TASK BRIEF:
Copy out, from the entries below, each line holding the string "fundraising".

SUPPLIED DATA:
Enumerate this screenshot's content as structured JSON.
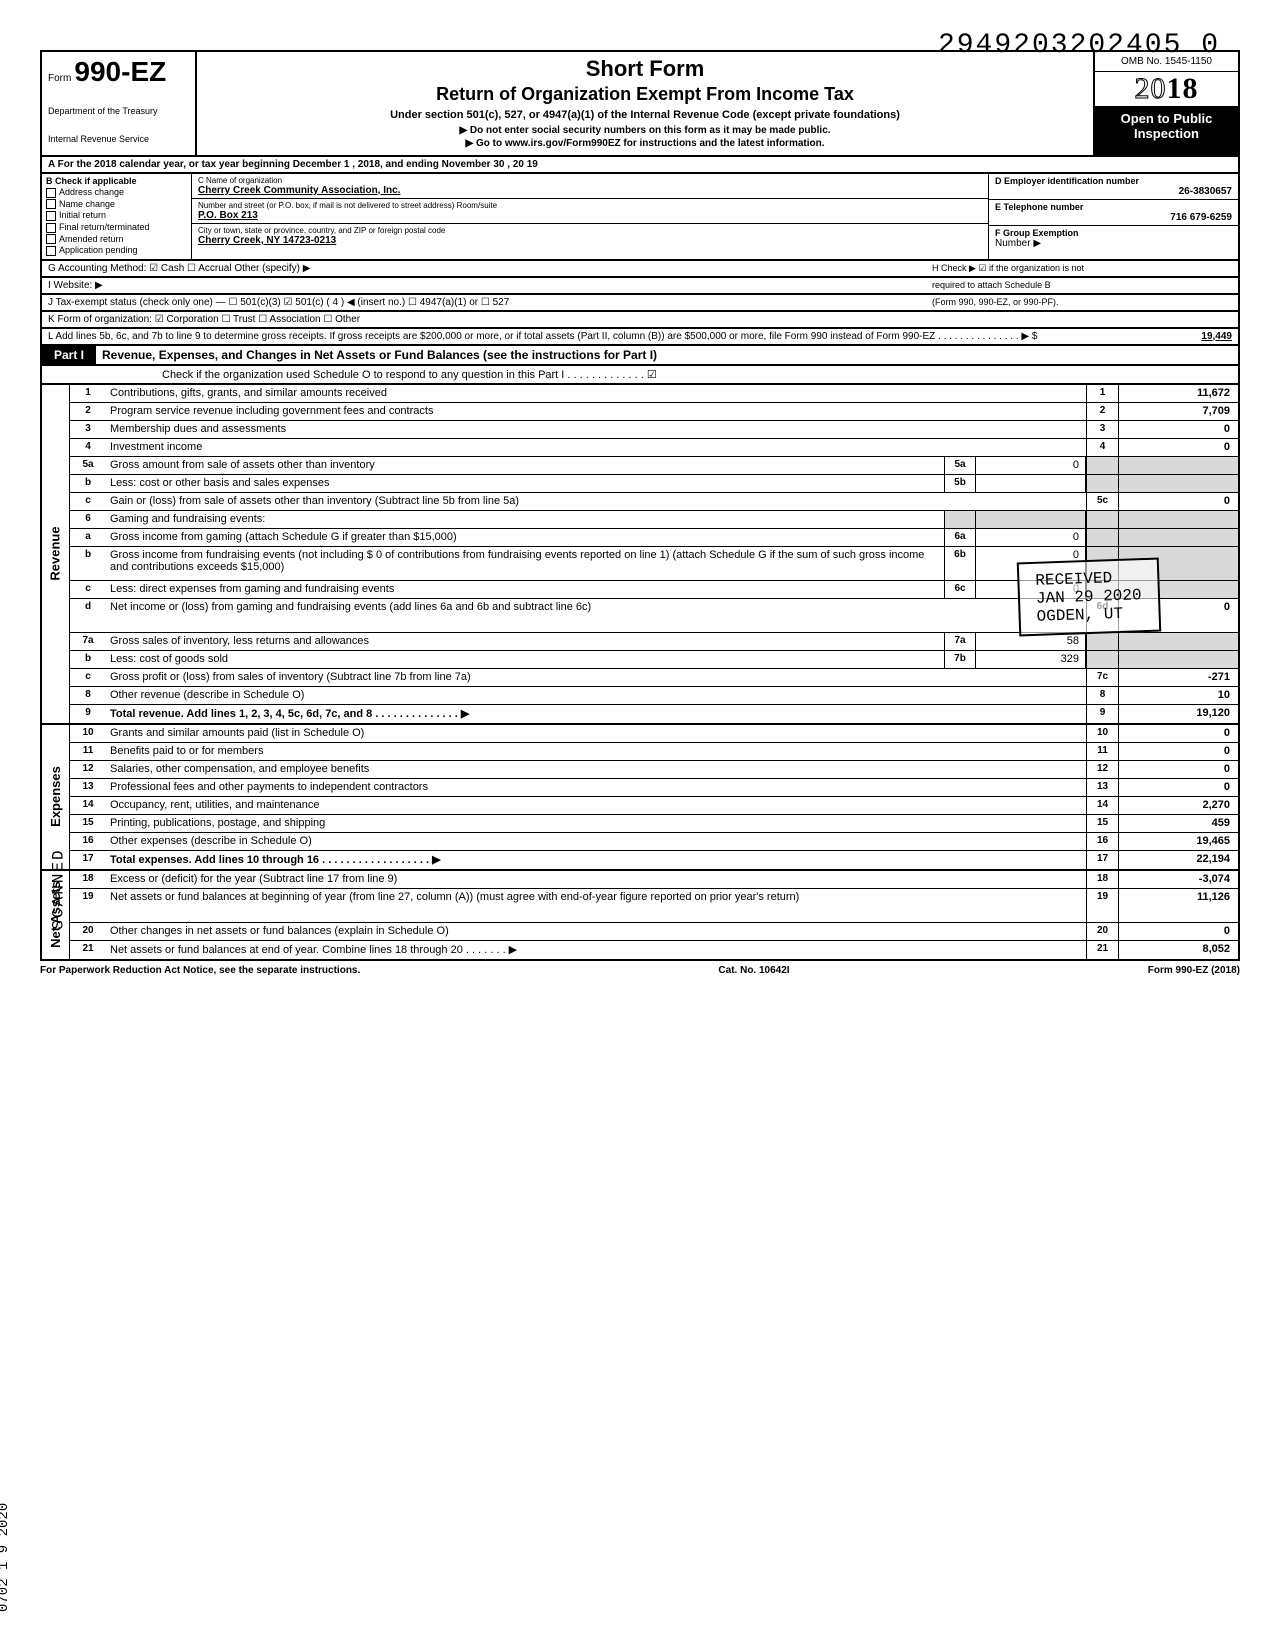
{
  "page_number_top": "2949203202405  0",
  "header": {
    "form_prefix": "Form",
    "form_number": "990-EZ",
    "small_form": "",
    "short_form": "Short Form",
    "return_title": "Return of Organization Exempt From Income Tax",
    "subtitle": "Under section 501(c), 527, or 4947(a)(1) of the Internal Revenue Code (except private foundations)",
    "line1": "▶ Do not enter social security numbers on this form as it may be made public.",
    "line2": "▶ Go to www.irs.gov/Form990EZ for instructions and the latest information.",
    "dept1": "Department of the Treasury",
    "dept2": "Internal Revenue Service",
    "omb": "OMB No. 1545-1150",
    "year": "2018",
    "open1": "Open to Public",
    "open2": "Inspection"
  },
  "rowA": "A  For the 2018 calendar year, or tax year beginning              December 1         , 2018, and ending           November 30        , 20   19",
  "colB": {
    "title": "B  Check if applicable",
    "items": [
      "Address change",
      "Name change",
      "Initial return",
      "Final return/terminated",
      "Amended return",
      "Application pending"
    ]
  },
  "colC": {
    "c_label": "C  Name of organization",
    "c_value": "Cherry Creek Community Association, Inc.",
    "street_label": "Number and street (or P.O. box, if mail is not delivered to street address)              Room/suite",
    "street_value": "P.O. Box 213",
    "city_label": "City or town, state or province, country, and ZIP or foreign postal code",
    "city_value": "Cherry Creek, NY 14723-0213"
  },
  "colR": {
    "d_label": "D Employer identification number",
    "d_value": "26-3830657",
    "e_label": "E Telephone number",
    "e_value": "716 679-6259",
    "f_label": "F Group Exemption",
    "f_label2": "Number ▶"
  },
  "rowG": {
    "left": "G  Accounting Method:    ☑ Cash    ☐ Accrual    Other (specify) ▶",
    "right": "H  Check ▶ ☑ if the organization is not"
  },
  "rowI": {
    "left": "I    Website: ▶",
    "right": "required to attach Schedule B"
  },
  "rowJ": {
    "left": "J  Tax-exempt status (check only one) — ☐ 501(c)(3)   ☑ 501(c) (  4  ) ◀ (insert no.)  ☐ 4947(a)(1) or   ☐ 527",
    "right": "(Form 990, 990-EZ, or 990-PF)."
  },
  "rowK": "K  Form of organization:   ☑ Corporation    ☐ Trust    ☐ Association    ☐ Other",
  "rowL": {
    "text": "L  Add lines 5b, 6c, and 7b to line 9 to determine gross receipts. If gross receipts are $200,000 or more, or if total assets (Part II, column (B)) are $500,000 or more, file Form 990 instead of Form 990-EZ  .  .  .  .  .  .  .  .  .  .  .  .  .  .  .  ▶   $",
    "value": "19,449"
  },
  "partI": {
    "label": "Part I",
    "title": "Revenue, Expenses, and Changes in Net Assets or Fund Balances (see the instructions for Part I)",
    "check": "Check if the organization used Schedule O to respond to any question in this Part I  .  .  .  .  .  .  .  .  .  .  .  .  .  ☑"
  },
  "stamp": {
    "l1": "RECEIVED",
    "l2": "JAN 29 2020",
    "l3": "OGDEN, UT"
  },
  "revenue_lines": [
    {
      "n": "1",
      "d": "Contributions, gifts, grants, and similar amounts received",
      "rn": "1",
      "rv": "11,672"
    },
    {
      "n": "2",
      "d": "Program service revenue including government fees and contracts",
      "rn": "2",
      "rv": "7,709"
    },
    {
      "n": "3",
      "d": "Membership dues and assessments",
      "rn": "3",
      "rv": "0"
    },
    {
      "n": "4",
      "d": "Investment income",
      "rn": "4",
      "rv": "0"
    },
    {
      "n": "5a",
      "d": "Gross amount from sale of assets other than inventory",
      "mn": "5a",
      "mv": "0",
      "shadeR": true
    },
    {
      "n": "b",
      "d": "Less: cost or other basis and sales expenses",
      "mn": "5b",
      "mv": "",
      "shadeR": true
    },
    {
      "n": "c",
      "d": "Gain or (loss) from sale of assets other than inventory (Subtract line 5b from line 5a)",
      "rn": "5c",
      "rv": "0"
    },
    {
      "n": "6",
      "d": "Gaming and fundraising events:",
      "shadeR": true,
      "shadeM": true
    },
    {
      "n": "a",
      "d": "Gross income from gaming (attach Schedule G if greater than $15,000)",
      "mn": "6a",
      "mv": "0",
      "shadeR": true
    },
    {
      "n": "b",
      "d": "Gross income from fundraising events (not including  $                 0 of contributions from fundraising events reported on line 1) (attach Schedule G if the sum of such gross income and contributions exceeds $15,000)",
      "mn": "6b",
      "mv": "0",
      "shadeR": true,
      "tall": true
    },
    {
      "n": "c",
      "d": "Less: direct expenses from gaming and fundraising events",
      "mn": "6c",
      "mv": "0",
      "shadeR": true
    },
    {
      "n": "d",
      "d": "Net income or (loss) from gaming and fundraising events (add lines 6a and 6b and subtract line 6c)",
      "rn": "6d",
      "rv": "0",
      "tall": true
    },
    {
      "n": "7a",
      "d": "Gross sales of inventory, less returns and allowances",
      "mn": "7a",
      "mv": "58",
      "shadeR": true
    },
    {
      "n": "b",
      "d": "Less: cost of goods sold",
      "mn": "7b",
      "mv": "329",
      "shadeR": true
    },
    {
      "n": "c",
      "d": "Gross profit or (loss) from sales of inventory (Subtract line 7b from line 7a)",
      "rn": "7c",
      "rv": "-271"
    },
    {
      "n": "8",
      "d": "Other revenue (describe in Schedule O)",
      "rn": "8",
      "rv": "10"
    },
    {
      "n": "9",
      "d": "Total revenue. Add lines 1, 2, 3, 4, 5c, 6d, 7c, and 8   .  .  .  .  .  .  .  .  .  .  .  .  .  .  ▶",
      "rn": "9",
      "rv": "19,120",
      "bold": true
    }
  ],
  "expense_lines": [
    {
      "n": "10",
      "d": "Grants and similar amounts paid (list in Schedule O)",
      "rn": "10",
      "rv": "0"
    },
    {
      "n": "11",
      "d": "Benefits paid to or for members",
      "rn": "11",
      "rv": "0"
    },
    {
      "n": "12",
      "d": "Salaries, other compensation, and employee benefits",
      "rn": "12",
      "rv": "0"
    },
    {
      "n": "13",
      "d": "Professional fees and other payments to independent contractors",
      "rn": "13",
      "rv": "0"
    },
    {
      "n": "14",
      "d": "Occupancy, rent, utilities, and maintenance",
      "rn": "14",
      "rv": "2,270"
    },
    {
      "n": "15",
      "d": "Printing, publications, postage, and shipping",
      "rn": "15",
      "rv": "459"
    },
    {
      "n": "16",
      "d": "Other expenses (describe in Schedule O)",
      "rn": "16",
      "rv": "19,465"
    },
    {
      "n": "17",
      "d": "Total expenses. Add lines 10 through 16  .  .  .  .  .  .  .  .  .  .  .  .  .  .  .  .  .  .  ▶",
      "rn": "17",
      "rv": "22,194",
      "bold": true
    }
  ],
  "netassets_lines": [
    {
      "n": "18",
      "d": "Excess or (deficit) for the year (Subtract line 17 from line 9)",
      "rn": "18",
      "rv": "-3,074"
    },
    {
      "n": "19",
      "d": "Net assets or fund balances at beginning of year (from line 27, column (A)) (must agree with end-of-year figure reported on prior year's return)",
      "rn": "19",
      "rv": "11,126",
      "tall": true
    },
    {
      "n": "20",
      "d": "Other changes in net assets or fund balances (explain in Schedule O)",
      "rn": "20",
      "rv": "0"
    },
    {
      "n": "21",
      "d": "Net assets or fund balances at end of year. Combine lines 18 through 20  .  .  .  .  .  .  .  ▶",
      "rn": "21",
      "rv": "8,052"
    }
  ],
  "side_labels": {
    "rev": "Revenue",
    "exp": "Expenses",
    "na": "Net Assets"
  },
  "footer": {
    "left": "For Paperwork Reduction Act Notice, see the separate instructions.",
    "mid": "Cat. No. 10642I",
    "right": "Form 990-EZ (2018)"
  },
  "scanned": "SCANNED",
  "datestamp": "0702  1 9 2020"
}
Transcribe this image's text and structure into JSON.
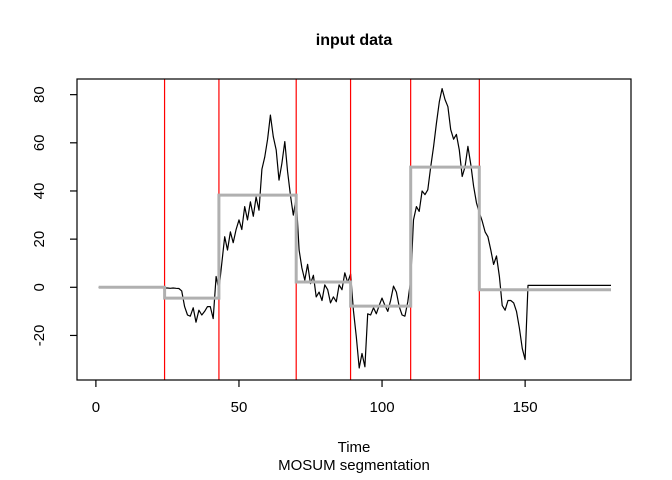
{
  "chart_data": {
    "type": "line",
    "title": "input data",
    "xlabel": "Time",
    "sub_label": "MOSUM segmentation",
    "x_ticks": [
      0,
      50,
      100,
      150
    ],
    "y_ticks": [
      -20,
      0,
      20,
      40,
      60,
      80
    ],
    "xlim": [
      -6.6,
      187
    ],
    "ylim": [
      -38.5,
      86.5
    ],
    "x_start": 1,
    "series_name": "input data (black line)",
    "series_color": "#000000",
    "series_values": [
      0,
      0,
      0,
      0,
      0,
      0,
      0,
      0,
      0,
      0,
      0,
      0,
      0,
      0,
      0,
      0,
      0,
      0,
      0,
      0,
      0,
      0,
      0,
      -0.3,
      -0.3,
      -0.4,
      -0.3,
      -0.4,
      -0.5,
      -1.5,
      -8,
      -11.5,
      -12,
      -8.5,
      -14.5,
      -9.5,
      -11.5,
      -10,
      -8,
      -8,
      -13,
      4.5,
      -1,
      10,
      21,
      15.5,
      23,
      18.5,
      24,
      28,
      24,
      33.5,
      28,
      35.5,
      29.5,
      37.5,
      32,
      49,
      54,
      61.5,
      71.5,
      62.5,
      57,
      44.5,
      51.5,
      60.5,
      48,
      38,
      30,
      37,
      15.5,
      8,
      3,
      9.5,
      1.5,
      5,
      -4,
      -2,
      -5.5,
      1,
      -1,
      -6.5,
      -4,
      -6,
      1,
      -1,
      6,
      2,
      5.5,
      -9.5,
      -20.5,
      -33.5,
      -27.5,
      -33,
      -11,
      -11.5,
      -8.5,
      -11,
      -7.5,
      -4.5,
      -7.5,
      -10,
      -5.5,
      0.5,
      -2,
      -8,
      -11.5,
      -12,
      -6,
      3,
      28,
      33.5,
      31.5,
      40,
      38.5,
      40.5,
      50,
      58.5,
      68,
      77,
      82.5,
      78,
      75,
      65.5,
      61.5,
      63.5,
      57,
      46,
      50,
      58.5,
      51,
      42,
      35,
      31,
      27.5,
      23,
      21,
      15.5,
      9.5,
      13,
      4.5,
      -7.5,
      -9.5,
      -5.5,
      -5.5,
      -6.5,
      -10,
      -17,
      -25.5,
      -30,
      0.8,
      0.8,
      0.8,
      0.8,
      0.8,
      0.8,
      0.8,
      0.8,
      0.8,
      0.8,
      0.8,
      0.8,
      0.8,
      0.8,
      0.8,
      0.8,
      0.8,
      0.8,
      0.8,
      0.8,
      0.8,
      0.8,
      0.8,
      0.8,
      0.8,
      0.8,
      0.8,
      0.8,
      0.8,
      0.8
    ],
    "segment_means_name": "MOSUM segment means (grey step line)",
    "segment_color": "#b0b0b0",
    "segment_means": [
      {
        "from": 1,
        "to": 24,
        "mean": 0
      },
      {
        "from": 24,
        "to": 43,
        "mean": -4.5
      },
      {
        "from": 43,
        "to": 70,
        "mean": 38.3
      },
      {
        "from": 70,
        "to": 89,
        "mean": 2.2
      },
      {
        "from": 89,
        "to": 110,
        "mean": -7.8
      },
      {
        "from": 110,
        "to": 134,
        "mean": 49.9
      },
      {
        "from": 134,
        "to": 180,
        "mean": -1
      }
    ],
    "changepoints": {
      "name": "detected change points (red vertical lines)",
      "color": "#ff0000",
      "times": [
        24,
        43,
        70,
        89,
        110,
        134
      ]
    },
    "legend_position": "none",
    "grid": false
  }
}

RESPONSE FOR THIS EXERCISE:
      "d": "Gaming and fundraising events:",
      "d": "Gross income from fundraising events (not including  $                 0 of contributions from fundraising events reported on line 1) (attach Schedule G if the sum of such gross income and contributions exceeds $15,000)",
      "d": "Less: direct expenses from gaming and fundraising events",
      "d": "Net income or (loss) from gaming and fundraising events (add lines 6a and 6b and subtract line 6c)",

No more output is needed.